_What you will do_: Wherever the string "altaris" appears in the listing, copy that line.

_A run of records_:
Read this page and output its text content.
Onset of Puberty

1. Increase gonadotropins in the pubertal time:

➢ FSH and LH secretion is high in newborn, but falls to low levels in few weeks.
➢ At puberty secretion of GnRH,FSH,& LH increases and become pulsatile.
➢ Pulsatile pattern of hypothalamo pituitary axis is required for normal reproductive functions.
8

---

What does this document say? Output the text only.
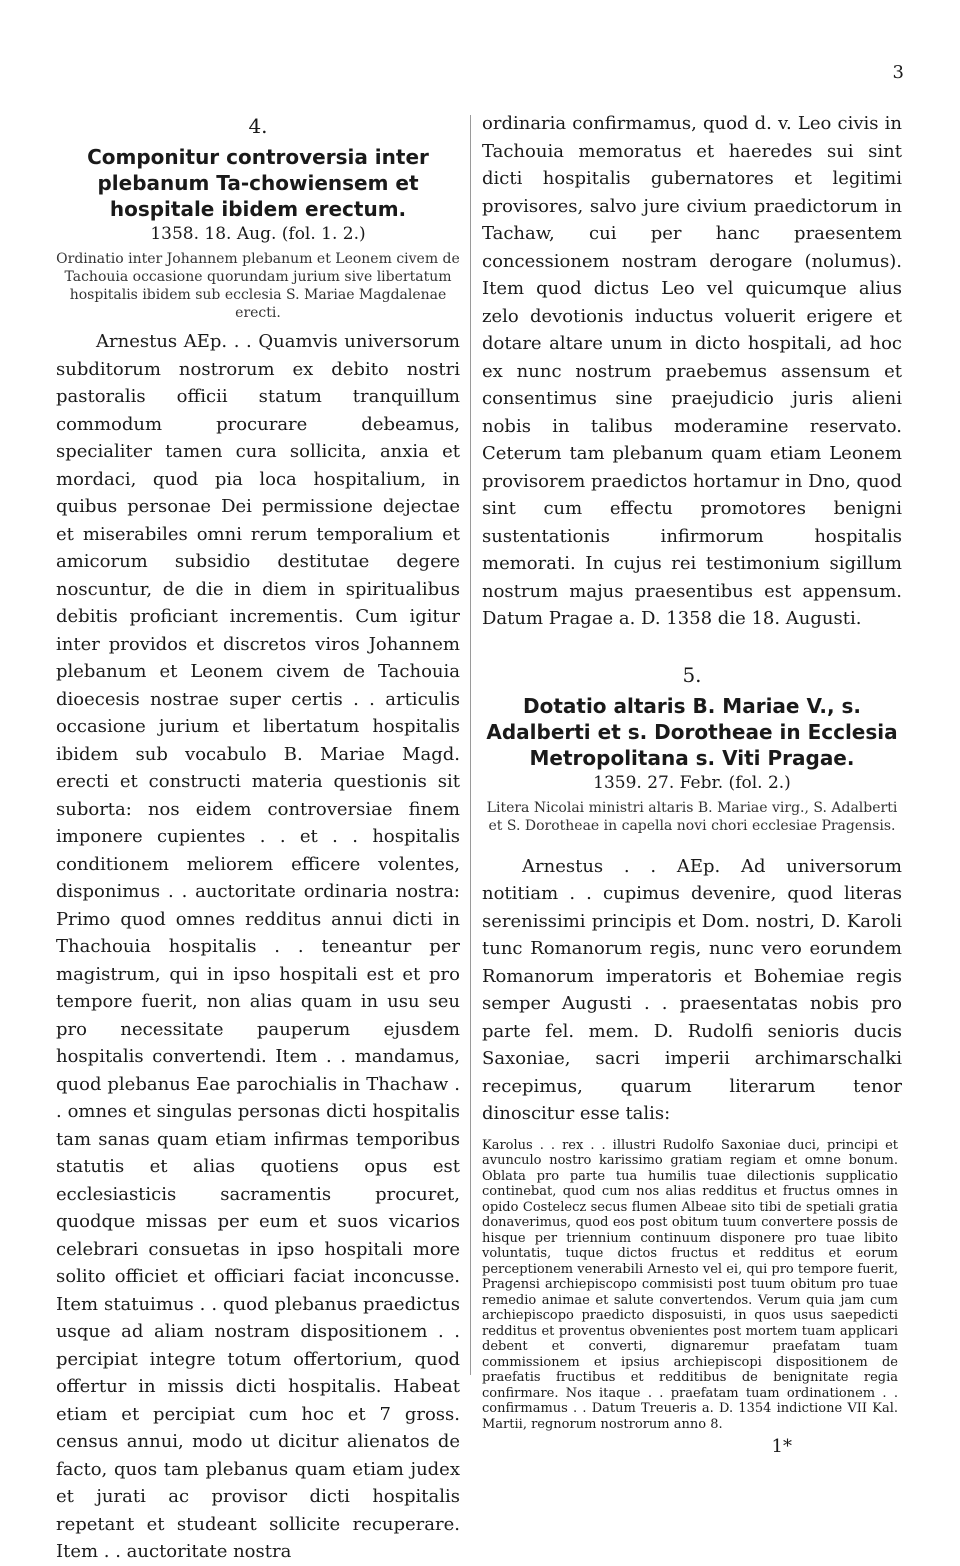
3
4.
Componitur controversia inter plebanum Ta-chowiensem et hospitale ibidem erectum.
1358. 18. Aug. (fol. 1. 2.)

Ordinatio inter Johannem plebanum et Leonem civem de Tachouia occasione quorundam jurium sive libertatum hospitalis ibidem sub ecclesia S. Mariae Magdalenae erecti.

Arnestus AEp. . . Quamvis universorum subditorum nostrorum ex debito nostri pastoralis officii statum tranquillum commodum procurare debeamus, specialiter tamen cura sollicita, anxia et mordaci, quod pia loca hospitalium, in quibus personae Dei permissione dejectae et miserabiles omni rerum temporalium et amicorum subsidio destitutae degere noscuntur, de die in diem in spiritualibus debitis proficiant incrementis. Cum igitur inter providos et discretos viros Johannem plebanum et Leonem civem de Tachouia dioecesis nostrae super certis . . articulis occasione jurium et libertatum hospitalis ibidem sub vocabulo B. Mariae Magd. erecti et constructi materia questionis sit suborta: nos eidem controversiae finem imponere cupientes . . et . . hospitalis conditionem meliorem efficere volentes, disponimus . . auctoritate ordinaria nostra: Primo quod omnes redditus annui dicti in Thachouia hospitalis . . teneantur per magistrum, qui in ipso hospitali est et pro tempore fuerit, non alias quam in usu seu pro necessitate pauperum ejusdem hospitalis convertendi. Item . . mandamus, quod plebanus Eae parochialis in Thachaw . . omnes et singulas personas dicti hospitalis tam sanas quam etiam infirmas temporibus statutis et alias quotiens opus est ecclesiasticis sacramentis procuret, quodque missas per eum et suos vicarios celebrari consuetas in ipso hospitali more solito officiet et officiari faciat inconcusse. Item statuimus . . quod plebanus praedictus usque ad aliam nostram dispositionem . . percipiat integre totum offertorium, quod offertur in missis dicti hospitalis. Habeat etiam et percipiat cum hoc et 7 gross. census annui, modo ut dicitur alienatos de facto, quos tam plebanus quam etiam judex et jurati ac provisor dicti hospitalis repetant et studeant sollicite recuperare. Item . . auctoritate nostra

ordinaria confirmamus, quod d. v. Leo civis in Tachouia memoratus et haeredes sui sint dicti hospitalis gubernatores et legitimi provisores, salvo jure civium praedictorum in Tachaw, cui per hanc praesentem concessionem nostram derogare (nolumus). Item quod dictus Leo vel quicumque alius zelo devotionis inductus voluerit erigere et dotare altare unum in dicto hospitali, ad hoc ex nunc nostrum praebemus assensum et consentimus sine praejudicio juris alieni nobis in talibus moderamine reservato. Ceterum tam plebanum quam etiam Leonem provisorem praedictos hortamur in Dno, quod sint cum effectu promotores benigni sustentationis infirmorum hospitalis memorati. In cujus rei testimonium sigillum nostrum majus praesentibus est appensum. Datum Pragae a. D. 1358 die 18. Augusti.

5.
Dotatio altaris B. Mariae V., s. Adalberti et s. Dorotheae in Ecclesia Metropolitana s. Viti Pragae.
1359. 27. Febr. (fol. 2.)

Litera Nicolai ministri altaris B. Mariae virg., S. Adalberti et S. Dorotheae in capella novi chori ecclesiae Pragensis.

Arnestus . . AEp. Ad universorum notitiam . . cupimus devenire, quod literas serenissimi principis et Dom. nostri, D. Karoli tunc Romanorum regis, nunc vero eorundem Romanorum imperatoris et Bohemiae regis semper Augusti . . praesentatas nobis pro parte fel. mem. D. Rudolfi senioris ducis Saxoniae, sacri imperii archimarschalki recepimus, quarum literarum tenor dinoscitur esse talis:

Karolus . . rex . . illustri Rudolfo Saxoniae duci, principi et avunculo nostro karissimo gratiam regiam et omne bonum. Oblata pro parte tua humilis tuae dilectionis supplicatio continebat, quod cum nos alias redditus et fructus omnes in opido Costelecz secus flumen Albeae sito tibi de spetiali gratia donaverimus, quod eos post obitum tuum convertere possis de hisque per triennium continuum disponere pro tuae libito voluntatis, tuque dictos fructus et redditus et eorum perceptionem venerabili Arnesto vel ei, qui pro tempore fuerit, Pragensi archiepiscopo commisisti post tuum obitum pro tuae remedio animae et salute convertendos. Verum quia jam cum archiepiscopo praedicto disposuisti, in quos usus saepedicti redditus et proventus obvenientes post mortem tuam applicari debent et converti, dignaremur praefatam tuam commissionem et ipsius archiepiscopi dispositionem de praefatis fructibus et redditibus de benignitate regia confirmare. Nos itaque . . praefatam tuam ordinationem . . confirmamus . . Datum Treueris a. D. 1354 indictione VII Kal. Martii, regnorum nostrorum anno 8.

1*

_Result of this exercise_:
Dotatio altaris B. Mariae V., s. Adalberti et s. Dorotheae in Ecclesia Metropolitana s. Viti Pragae.
Litera Nicolai ministri altaris B. Mariae virg., S. Adalberti et S. Dorotheae in capella novi chori ecclesiae Pragensis.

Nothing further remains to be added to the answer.